_What to produce_. Go through the records and copy each line where the word "bank" occurs.

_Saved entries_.
-------

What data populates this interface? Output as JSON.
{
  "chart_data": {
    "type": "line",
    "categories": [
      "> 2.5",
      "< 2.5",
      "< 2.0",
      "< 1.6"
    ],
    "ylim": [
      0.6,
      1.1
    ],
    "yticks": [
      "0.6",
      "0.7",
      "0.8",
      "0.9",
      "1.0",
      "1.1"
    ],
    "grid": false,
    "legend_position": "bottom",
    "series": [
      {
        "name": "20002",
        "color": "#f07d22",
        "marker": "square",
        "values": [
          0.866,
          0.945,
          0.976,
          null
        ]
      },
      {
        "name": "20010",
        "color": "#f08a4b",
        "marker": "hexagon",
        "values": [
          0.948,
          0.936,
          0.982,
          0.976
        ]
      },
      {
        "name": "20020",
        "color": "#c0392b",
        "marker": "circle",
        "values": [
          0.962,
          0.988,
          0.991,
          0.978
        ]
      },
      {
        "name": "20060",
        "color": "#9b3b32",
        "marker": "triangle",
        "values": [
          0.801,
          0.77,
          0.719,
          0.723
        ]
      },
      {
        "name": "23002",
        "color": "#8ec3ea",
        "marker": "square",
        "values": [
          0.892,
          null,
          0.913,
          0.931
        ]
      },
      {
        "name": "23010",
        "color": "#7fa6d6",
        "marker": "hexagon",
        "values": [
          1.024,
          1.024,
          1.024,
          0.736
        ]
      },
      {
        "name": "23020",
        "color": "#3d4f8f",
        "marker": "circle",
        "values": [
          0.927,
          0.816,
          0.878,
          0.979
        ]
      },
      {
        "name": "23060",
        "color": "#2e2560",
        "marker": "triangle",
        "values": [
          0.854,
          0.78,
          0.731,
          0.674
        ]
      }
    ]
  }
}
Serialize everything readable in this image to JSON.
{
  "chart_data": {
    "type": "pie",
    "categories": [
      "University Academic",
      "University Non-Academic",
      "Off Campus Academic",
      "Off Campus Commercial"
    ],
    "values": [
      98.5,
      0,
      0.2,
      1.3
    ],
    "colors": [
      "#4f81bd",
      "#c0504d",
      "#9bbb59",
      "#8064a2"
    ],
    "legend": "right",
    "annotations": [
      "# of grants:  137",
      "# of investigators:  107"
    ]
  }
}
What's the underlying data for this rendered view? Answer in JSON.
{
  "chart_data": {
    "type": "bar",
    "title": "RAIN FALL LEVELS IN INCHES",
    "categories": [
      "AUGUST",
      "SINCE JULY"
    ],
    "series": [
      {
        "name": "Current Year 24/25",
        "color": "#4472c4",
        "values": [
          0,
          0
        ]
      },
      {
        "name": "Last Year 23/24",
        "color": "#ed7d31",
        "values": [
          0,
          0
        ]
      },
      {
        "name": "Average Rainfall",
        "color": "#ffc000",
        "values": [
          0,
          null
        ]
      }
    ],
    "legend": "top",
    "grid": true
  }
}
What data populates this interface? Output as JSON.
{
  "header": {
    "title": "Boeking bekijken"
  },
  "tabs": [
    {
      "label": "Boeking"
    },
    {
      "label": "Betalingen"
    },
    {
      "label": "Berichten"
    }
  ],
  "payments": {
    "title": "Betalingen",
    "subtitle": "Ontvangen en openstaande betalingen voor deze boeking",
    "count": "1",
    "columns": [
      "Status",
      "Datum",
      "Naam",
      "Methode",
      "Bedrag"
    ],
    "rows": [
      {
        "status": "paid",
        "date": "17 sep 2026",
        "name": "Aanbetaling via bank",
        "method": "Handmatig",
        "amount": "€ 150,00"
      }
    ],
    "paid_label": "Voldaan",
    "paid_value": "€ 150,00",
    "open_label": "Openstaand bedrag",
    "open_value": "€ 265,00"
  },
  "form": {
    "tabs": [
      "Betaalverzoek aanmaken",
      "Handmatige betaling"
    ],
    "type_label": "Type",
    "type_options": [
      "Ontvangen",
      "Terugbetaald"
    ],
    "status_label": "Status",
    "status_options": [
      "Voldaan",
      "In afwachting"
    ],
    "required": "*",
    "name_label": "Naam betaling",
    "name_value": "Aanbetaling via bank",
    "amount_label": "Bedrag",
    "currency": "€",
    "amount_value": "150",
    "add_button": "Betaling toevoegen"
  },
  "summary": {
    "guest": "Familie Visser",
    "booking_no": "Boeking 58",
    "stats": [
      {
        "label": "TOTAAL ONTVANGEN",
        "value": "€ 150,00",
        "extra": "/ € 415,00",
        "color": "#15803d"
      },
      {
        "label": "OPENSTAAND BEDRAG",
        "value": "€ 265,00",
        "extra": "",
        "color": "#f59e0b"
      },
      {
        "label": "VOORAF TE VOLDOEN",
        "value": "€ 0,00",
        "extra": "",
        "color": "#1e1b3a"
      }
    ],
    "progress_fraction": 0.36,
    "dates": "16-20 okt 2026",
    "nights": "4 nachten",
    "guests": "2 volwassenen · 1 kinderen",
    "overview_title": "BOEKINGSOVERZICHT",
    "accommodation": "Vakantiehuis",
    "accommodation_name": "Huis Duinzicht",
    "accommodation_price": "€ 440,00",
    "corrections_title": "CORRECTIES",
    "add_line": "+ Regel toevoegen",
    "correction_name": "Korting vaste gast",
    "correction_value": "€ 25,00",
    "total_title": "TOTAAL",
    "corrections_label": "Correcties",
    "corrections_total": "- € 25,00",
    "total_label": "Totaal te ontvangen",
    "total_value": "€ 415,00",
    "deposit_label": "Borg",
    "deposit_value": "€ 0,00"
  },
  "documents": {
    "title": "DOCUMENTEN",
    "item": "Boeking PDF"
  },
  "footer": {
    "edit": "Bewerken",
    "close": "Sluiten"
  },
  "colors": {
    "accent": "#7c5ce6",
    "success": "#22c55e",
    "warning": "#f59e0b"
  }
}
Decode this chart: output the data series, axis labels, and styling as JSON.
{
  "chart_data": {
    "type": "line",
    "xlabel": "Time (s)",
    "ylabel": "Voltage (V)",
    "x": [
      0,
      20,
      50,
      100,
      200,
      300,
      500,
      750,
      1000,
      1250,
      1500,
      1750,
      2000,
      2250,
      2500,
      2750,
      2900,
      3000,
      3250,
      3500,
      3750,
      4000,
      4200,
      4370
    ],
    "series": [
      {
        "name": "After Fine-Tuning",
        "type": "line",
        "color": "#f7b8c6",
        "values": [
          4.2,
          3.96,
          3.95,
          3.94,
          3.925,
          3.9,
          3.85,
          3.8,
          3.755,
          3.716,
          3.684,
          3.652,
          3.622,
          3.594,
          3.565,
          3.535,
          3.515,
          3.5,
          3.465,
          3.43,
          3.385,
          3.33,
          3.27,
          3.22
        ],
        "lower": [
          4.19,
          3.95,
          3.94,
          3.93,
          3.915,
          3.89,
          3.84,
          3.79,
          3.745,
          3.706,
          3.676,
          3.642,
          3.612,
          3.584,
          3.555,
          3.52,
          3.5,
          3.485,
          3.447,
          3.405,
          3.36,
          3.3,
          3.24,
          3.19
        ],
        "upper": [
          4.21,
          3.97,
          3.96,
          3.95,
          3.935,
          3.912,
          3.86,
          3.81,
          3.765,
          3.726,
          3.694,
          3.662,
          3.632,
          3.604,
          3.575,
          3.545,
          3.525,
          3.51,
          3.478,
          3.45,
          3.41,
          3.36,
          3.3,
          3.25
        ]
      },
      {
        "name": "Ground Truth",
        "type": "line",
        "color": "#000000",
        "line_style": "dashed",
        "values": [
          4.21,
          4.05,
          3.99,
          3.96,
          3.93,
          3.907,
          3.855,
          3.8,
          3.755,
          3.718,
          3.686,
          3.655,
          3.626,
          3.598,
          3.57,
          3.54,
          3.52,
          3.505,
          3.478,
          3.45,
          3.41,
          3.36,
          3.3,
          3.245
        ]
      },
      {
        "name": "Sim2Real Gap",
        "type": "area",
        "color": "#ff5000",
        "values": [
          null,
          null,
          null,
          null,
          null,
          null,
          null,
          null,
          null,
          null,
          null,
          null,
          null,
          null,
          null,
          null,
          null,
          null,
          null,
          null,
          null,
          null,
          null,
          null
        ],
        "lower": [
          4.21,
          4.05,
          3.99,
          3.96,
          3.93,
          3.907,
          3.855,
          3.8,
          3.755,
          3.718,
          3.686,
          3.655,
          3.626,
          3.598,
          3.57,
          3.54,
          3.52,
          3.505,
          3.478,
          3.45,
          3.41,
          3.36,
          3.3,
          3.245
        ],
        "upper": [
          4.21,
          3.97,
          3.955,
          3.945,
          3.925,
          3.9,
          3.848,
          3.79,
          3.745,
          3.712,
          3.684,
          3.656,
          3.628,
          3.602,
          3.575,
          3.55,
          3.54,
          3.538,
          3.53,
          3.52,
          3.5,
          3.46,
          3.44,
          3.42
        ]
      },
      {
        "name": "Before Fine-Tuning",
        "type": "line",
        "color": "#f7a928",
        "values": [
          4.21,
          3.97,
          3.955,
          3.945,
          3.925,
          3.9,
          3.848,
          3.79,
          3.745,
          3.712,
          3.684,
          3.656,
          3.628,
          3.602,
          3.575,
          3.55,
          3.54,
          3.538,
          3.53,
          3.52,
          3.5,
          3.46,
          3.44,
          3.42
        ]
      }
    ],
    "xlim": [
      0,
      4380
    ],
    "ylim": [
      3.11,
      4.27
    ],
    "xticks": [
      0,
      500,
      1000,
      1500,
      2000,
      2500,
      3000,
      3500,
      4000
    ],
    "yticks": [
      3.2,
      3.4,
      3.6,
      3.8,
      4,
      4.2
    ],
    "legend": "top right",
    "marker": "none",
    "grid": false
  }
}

-------

_Written answer_.
        "name": "Aanbetaling via bank",
    "name_value": "Aanbetaling via bank",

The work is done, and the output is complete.